» WHAT IS ASKED
Write out each line exactly as given. Leave the pictures out of your copy.

» RECORDS PROVIDED

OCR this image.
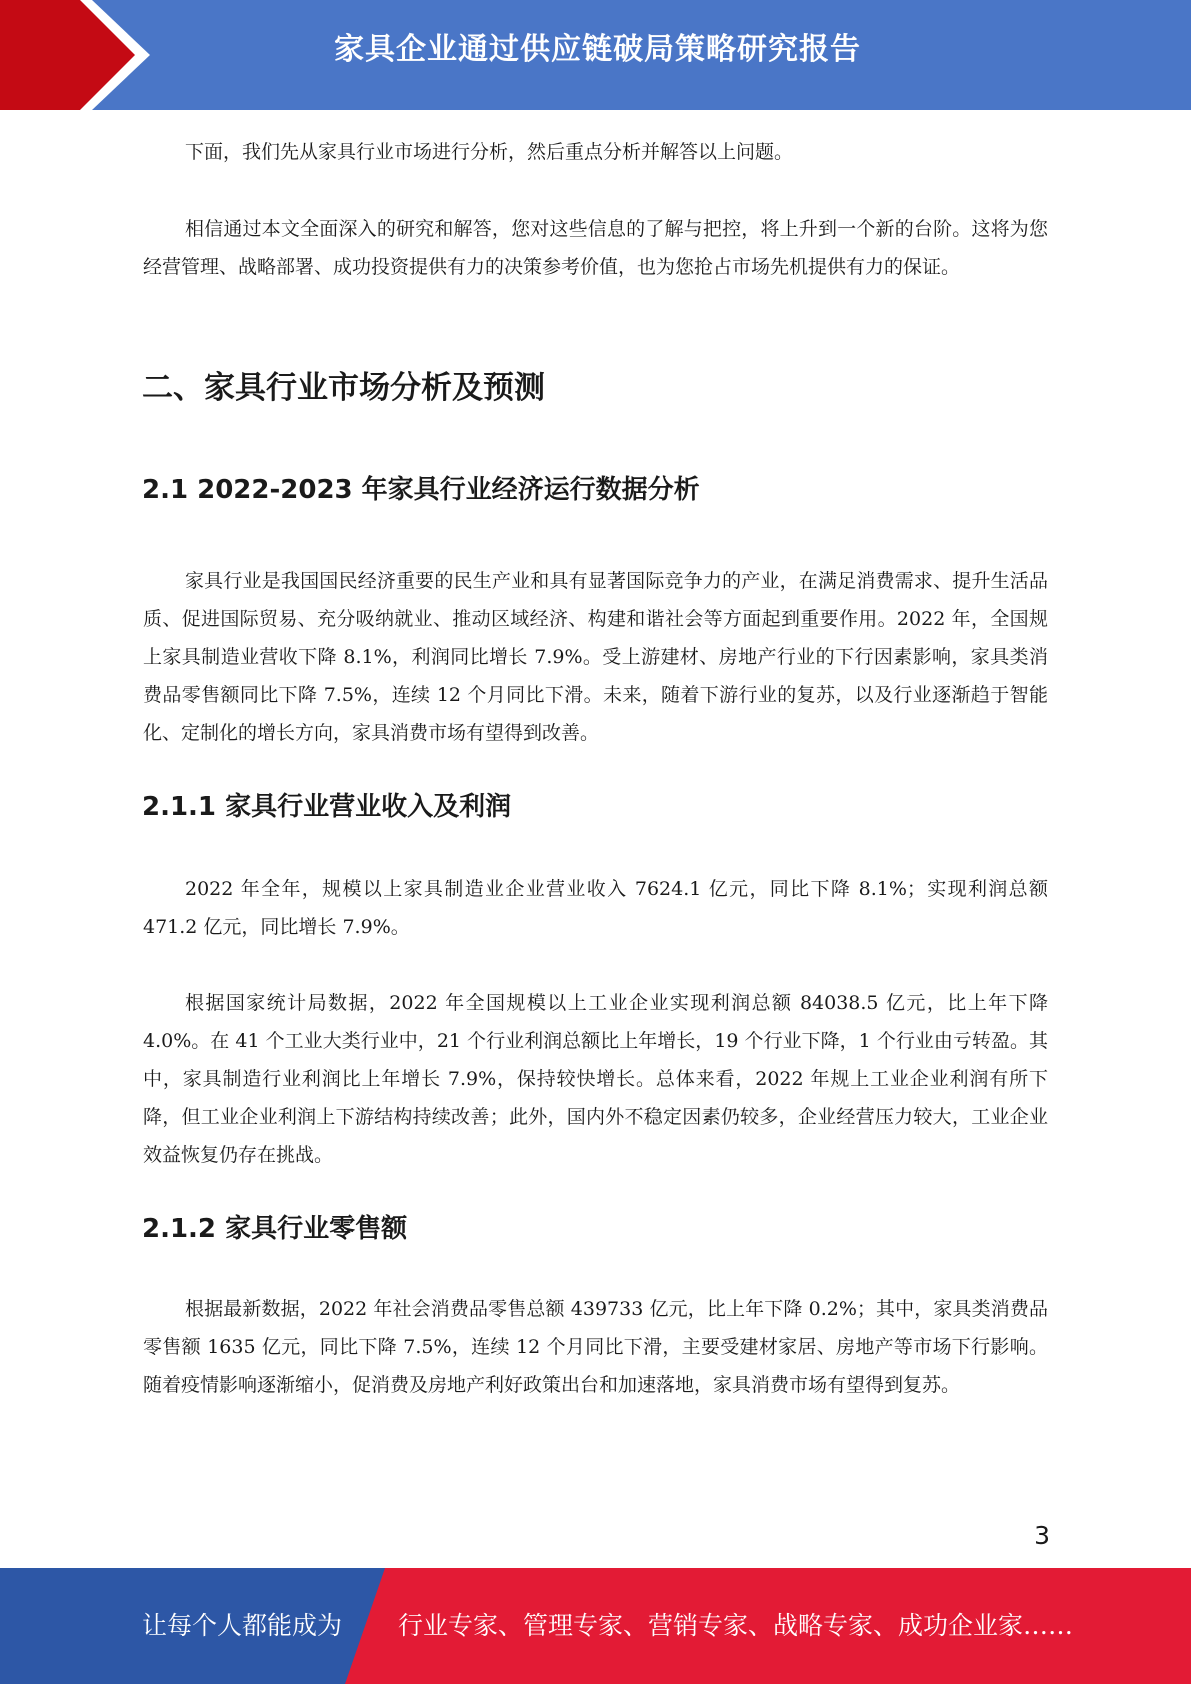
家具企业通过供应链破局策略研究报告

下面，我们先从家具行业市场进行分析，然后重点分析并解答以上问题。

相信通过本文全面深入的研究和解答，您对这些信息的了解与把控，将上升到一个新的台阶。这将为您经营管理、战略部署、成功投资提供有力的决策参考价值，也为您抢占市场先机提供有力的保证。

二、家具行业市场分析及预测
2.1 2022-2023 年家具行业经济运行数据分析

家具行业是我国国民经济重要的民生产业和具有显著国际竞争力的产业，在满足消费需求、提升生活品质、促进国际贸易、充分吸纳就业、推动区域经济、构建和谐社会等方面起到重要作用。2022 年，全国规上家具制造业营收下降 8.1%，利润同比增长 7.9%。受上游建材、房地产行业的下行因素影响，家具类消费品零售额同比下降 7.5%，连续 12 个月同比下滑。未来，随着下游行业的复苏，以及行业逐渐趋于智能化、定制化的增长方向，家具消费市场有望得到改善。

2.1.1 家具行业营业收入及利润

2022 年全年，规模以上家具制造业企业营业收入 7624.1 亿元，同比下降 8.1%；实现利润总额 471.2 亿元，同比增长 7.9%。

根据国家统计局数据，2022 年全国规模以上工业企业实现利润总额 84038.5 亿元，比上年下降 4.0%。在 41 个工业大类行业中，21 个行业利润总额比上年增长，19 个行业下降，1 个行业由亏转盈。其中，家具制造行业利润比上年增长 7.9%，保持较快增长。总体来看，2022 年规上工业企业利润有所下降，但工业企业利润上下游结构持续改善；此外，国内外不稳定因素仍较多，企业经营压力较大，工业企业效益恢复仍存在挑战。

2.1.2 家具行业零售额

根据最新数据，2022 年社会消费品零售总额 439733 亿元，比上年下降 0.2%；其中，家具类消费品零售额 1635 亿元，同比下降 7.5%，连续 12 个月同比下滑，主要受建材家居、房地产等市场下行影响。随着疫情影响逐渐缩小，促消费及房地产利好政策出台和加速落地，家具消费市场有望得到复苏。

3
让每个人都能成为 行业专家、管理专家、营销专家、战略专家、成功企业家……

» EXPECTED ANSWER
OCR this image.
家具企业通过供应链破局策略研究报告

下面，我们先从家具行业市场进行分析，然后重点分析并解答以上问题。

相信通过本文全面深入的研究和解答，您对这些信息的了解与把控，将上升到一个新的台阶。这将为您经营管理、战略部署、成功投资提供有力的决策参考价值，也为您抢占市场先机提供有力的保证。

二、家具行业市场分析及预测
2.1 2022-2023 年家具行业经济运行数据分析

家具行业是我国国民经济重要的民生产业和具有显著国际竞争力的产业，在满足消费需求、提升生活品质、促进国际贸易、充分吸纳就业、推动区域经济、构建和谐社会等方面起到重要作用。2022 年，全国规上家具制造业营收下降 8.1%，利润同比增长 7.9%。受上游建材、房地产行业的下行因素影响，家具类消费品零售额同比下降 7.5%，连续 12 个月同比下滑。未来，随着下游行业的复苏，以及行业逐渐趋于智能化、定制化的增长方向，家具消费市场有望得到改善。

2.1.1 家具行业营业收入及利润

2022 年全年，规模以上家具制造业企业营业收入 7624.1 亿元，同比下降 8.1%；实现利润总额 471.2 亿元，同比增长 7.9%。

根据国家统计局数据，2022 年全国规模以上工业企业实现利润总额 84038.5 亿元，比上年下降 4.0%。在 41 个工业大类行业中，21 个行业利润总额比上年增长，19 个行业下降，1 个行业由亏转盈。其中，家具制造行业利润比上年增长 7.9%，保持较快增长。总体来看，2022 年规上工业企业利润有所下降，但工业企业利润上下游结构持续改善；此外，国内外不稳定因素仍较多，企业经营压力较大，工业企业效益恢复仍存在挑战。

2.1.2 家具行业零售额

根据最新数据，2022 年社会消费品零售总额 439733 亿元，比上年下降 0.2%；其中，家具类消费品零售额 1635 亿元，同比下降 7.5%，连续 12 个月同比下滑，主要受建材家居、房地产等市场下行影响。随着疫情影响逐渐缩小，促消费及房地产利好政策出台和加速落地，家具消费市场有望得到复苏。

3
让每个人都能成为 行业专家、管理专家、营销专家、战略专家、成功企业家……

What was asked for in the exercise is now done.